→ **Compiti ed esercizi**:
A – Nel testo sul terzo canto dell'Inferno, in quale città Francesco De Sanctis tenne il corso del 1854?
B – Riporta come elenco numerato le righe dei record, omettendo quelle vuote, a partire dall'inizio dei record e terminando con la riga che contiene "- close-button[interactable]: ✖", entrambe incluse.

→ **Testo fornito**:

Il nocchiero svolge il suo
compito senza parlare: ordina
alle anime di salire sulla barca
facendo loro dei cenni, e, se
qualcuna mostra di voler
indugiare, la percuote col remo.
Caronte, accortosi che Dante è
ancora in vita, lo ammonisce a
tornarsene sui suoi passi, ma
Virgilio lo costringe al
silenzio rivelandogli che il
viaggio del suo discepolo si
compie per volere del cielo.
Improvvisamente la terra trema,
e, mentre un lampo di luce rossa
squarcia le tenebre, Dante perde
i sensi.
INTRODUZIONE CRITICA
In una lezione del corso tenuto
a Torino nel 1854 Francesco De
Sanctis, soffermandosi
sull’ispirazione che è
all’origine de] terzo canto
dell’Inferno, aveva ravvisato in
esso il canto del "sublime".
Poiché il sublime non può
concepirsi disgiunto da un certo
grado di indeterminazione (esso,
infatti, "consiste meno in
quello che è espresso che in
quello che è sottinteso"), per
il critico la poesia delle prime
impressioni, che il Poeta riceve
dalle tenebre infernali, nasce
dal fatto che il mondo dei
dannati, visto più con
l’immaginazione che con gli
occhi, "è ancora in lontananza".

→ **Dati forniti**:
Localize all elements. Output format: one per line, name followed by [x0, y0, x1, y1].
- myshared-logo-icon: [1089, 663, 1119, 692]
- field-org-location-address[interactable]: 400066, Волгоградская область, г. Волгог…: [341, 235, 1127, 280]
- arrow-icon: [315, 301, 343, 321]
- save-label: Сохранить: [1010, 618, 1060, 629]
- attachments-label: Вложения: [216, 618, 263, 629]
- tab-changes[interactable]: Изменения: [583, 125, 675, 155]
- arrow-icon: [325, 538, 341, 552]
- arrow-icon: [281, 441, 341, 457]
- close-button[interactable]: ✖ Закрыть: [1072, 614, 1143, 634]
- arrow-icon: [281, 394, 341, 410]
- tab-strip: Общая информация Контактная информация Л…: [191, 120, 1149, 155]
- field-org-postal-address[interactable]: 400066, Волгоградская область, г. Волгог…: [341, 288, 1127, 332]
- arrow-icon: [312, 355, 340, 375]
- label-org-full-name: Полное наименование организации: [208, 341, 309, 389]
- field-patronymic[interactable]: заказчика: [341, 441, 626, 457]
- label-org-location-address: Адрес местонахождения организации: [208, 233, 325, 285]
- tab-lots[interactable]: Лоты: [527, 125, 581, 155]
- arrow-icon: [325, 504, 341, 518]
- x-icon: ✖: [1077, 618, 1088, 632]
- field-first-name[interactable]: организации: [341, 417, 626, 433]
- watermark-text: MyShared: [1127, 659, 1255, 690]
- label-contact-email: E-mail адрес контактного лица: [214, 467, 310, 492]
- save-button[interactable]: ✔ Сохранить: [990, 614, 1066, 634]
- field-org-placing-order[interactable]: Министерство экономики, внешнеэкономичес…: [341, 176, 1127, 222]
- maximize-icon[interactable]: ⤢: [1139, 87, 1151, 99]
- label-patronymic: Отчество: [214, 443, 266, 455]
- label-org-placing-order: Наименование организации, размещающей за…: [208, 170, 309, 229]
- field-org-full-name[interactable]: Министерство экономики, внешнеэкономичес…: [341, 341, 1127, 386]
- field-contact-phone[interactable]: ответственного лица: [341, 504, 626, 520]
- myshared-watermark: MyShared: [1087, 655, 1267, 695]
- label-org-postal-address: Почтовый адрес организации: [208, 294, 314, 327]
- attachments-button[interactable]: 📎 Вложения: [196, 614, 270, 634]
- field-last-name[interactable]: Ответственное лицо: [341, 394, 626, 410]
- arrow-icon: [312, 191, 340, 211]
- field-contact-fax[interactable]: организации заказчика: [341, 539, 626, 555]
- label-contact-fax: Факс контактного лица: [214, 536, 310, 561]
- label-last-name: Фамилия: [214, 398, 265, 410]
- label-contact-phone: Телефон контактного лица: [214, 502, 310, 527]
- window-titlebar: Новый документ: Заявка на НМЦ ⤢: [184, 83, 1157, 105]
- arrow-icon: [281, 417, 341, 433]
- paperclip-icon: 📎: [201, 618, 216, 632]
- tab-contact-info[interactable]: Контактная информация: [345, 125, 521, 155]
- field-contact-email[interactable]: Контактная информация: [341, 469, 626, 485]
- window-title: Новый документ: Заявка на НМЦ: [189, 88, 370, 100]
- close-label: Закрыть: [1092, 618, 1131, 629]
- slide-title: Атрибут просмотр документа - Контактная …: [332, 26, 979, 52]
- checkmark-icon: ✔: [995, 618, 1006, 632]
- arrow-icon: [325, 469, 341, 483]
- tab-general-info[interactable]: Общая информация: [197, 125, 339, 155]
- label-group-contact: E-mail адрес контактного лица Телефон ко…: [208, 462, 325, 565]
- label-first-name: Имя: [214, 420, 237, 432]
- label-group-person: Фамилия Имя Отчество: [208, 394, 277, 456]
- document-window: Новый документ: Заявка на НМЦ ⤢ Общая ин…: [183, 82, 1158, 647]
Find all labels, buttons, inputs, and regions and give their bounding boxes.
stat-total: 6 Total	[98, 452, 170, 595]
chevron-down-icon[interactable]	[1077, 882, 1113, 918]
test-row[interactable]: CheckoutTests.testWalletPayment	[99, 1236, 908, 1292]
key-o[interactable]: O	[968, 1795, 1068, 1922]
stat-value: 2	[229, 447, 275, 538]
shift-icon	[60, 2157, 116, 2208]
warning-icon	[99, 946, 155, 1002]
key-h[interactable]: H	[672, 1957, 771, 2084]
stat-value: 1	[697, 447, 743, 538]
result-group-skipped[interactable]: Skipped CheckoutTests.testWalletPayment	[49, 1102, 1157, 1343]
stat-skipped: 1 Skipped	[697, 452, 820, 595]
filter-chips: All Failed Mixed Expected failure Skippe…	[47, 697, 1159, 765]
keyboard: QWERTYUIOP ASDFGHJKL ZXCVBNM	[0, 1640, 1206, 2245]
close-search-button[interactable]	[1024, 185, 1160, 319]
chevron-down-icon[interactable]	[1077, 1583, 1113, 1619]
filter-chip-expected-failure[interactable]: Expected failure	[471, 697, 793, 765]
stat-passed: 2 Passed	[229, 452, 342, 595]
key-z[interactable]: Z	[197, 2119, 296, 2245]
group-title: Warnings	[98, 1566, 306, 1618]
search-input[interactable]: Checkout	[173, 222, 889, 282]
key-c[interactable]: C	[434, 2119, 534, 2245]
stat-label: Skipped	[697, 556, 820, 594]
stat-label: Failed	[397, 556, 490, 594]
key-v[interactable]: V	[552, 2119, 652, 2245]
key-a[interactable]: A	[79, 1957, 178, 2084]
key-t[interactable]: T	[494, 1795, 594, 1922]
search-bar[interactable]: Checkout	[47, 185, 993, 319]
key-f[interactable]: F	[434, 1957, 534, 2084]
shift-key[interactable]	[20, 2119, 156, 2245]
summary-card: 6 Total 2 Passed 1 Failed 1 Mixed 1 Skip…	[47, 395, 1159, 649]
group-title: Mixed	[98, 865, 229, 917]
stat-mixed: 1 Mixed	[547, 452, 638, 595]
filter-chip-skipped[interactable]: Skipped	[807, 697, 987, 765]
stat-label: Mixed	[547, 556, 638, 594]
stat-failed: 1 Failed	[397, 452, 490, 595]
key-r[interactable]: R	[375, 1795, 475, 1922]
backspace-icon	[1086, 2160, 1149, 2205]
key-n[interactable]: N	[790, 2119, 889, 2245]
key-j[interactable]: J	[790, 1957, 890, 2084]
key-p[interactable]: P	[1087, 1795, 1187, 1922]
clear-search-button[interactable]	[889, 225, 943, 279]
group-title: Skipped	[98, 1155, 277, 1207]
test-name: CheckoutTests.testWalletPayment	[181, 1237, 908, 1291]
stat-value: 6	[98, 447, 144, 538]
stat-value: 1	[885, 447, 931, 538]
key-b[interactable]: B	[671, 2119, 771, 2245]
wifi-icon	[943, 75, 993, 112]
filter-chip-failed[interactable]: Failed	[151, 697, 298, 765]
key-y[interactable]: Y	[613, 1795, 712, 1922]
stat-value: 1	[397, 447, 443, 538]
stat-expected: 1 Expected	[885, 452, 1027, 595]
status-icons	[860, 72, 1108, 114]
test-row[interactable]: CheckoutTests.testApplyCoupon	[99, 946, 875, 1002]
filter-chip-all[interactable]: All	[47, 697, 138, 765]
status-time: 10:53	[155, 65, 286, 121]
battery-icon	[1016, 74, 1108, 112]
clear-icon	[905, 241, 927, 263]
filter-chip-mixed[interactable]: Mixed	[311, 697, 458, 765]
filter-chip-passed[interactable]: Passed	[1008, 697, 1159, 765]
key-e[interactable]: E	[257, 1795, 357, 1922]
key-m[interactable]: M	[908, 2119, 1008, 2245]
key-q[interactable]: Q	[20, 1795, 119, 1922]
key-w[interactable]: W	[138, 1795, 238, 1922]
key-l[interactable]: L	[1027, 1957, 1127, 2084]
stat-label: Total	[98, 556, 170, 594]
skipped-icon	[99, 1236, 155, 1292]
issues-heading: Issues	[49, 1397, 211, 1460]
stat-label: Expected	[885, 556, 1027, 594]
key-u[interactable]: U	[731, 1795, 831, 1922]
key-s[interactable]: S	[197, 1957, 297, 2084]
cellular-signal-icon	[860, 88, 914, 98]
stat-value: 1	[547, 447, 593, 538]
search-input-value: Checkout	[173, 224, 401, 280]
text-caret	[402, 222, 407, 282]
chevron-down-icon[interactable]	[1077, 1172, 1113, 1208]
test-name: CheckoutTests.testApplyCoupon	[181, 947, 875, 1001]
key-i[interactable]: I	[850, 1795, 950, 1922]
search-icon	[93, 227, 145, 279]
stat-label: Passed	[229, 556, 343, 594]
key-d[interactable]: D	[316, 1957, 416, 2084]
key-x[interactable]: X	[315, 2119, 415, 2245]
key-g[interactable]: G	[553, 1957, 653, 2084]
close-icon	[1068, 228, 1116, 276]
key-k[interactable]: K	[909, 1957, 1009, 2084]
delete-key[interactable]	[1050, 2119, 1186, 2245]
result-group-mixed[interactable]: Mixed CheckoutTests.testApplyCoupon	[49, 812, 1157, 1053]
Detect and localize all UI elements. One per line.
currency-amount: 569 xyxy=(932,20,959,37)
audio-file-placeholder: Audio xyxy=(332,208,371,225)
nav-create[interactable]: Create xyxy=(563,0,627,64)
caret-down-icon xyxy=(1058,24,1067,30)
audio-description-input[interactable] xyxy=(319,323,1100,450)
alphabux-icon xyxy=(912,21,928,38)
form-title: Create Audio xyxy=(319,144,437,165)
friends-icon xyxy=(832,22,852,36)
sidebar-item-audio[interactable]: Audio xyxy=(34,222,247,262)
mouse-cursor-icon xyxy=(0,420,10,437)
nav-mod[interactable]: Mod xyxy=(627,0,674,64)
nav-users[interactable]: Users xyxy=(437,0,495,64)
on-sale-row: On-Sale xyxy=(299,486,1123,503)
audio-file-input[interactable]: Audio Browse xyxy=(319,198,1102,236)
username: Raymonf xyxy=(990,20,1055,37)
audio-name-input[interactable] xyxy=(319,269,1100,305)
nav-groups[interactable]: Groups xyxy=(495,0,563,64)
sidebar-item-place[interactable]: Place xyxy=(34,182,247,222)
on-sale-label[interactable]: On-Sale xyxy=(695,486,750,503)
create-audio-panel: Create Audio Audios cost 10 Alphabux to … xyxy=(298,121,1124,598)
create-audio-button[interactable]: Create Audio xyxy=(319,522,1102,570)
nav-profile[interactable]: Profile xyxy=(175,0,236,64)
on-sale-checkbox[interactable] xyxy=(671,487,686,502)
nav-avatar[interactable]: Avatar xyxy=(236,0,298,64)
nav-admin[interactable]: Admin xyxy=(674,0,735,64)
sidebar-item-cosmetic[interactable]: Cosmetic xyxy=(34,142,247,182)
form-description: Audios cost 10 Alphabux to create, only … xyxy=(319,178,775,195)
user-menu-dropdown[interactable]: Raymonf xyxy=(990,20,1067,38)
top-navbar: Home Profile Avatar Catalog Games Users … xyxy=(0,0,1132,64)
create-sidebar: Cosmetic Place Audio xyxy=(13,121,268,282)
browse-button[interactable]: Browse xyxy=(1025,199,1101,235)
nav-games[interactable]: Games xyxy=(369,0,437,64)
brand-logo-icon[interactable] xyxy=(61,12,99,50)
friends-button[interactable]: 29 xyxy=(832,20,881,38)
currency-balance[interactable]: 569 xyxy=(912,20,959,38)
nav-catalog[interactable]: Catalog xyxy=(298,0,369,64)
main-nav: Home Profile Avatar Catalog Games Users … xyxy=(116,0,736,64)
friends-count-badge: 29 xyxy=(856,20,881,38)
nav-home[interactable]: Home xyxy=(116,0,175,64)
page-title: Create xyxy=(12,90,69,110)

→ **Soluzioni dei compiti**:
A – A Torino.

B –
1. Localize all elements. Output format: one per line, name followed by [x0, y0, x1, y1].
2. - myshared-logo-icon: [1089, 663, 1119, 692]
3. - field-org-location-address[interactable]: 400066, Волгоградская область, г. Волгог…: [341, 235, 1127, 280]
4. - arrow-icon: [315, 301, 343, 321]
5. - save-label: Сохранить: [1010, 618, 1060, 629]
6. - attachments-label: Вложения: [216, 618, 263, 629]
7. - tab-changes[interactable]: Изменения: [583, 125, 675, 155]
8. - arrow-icon: [325, 538, 341, 552]
9. - arrow-icon: [281, 441, 341, 457]
10. - close-button[interactable]: ✖ Закрыть: [1072, 614, 1143, 634]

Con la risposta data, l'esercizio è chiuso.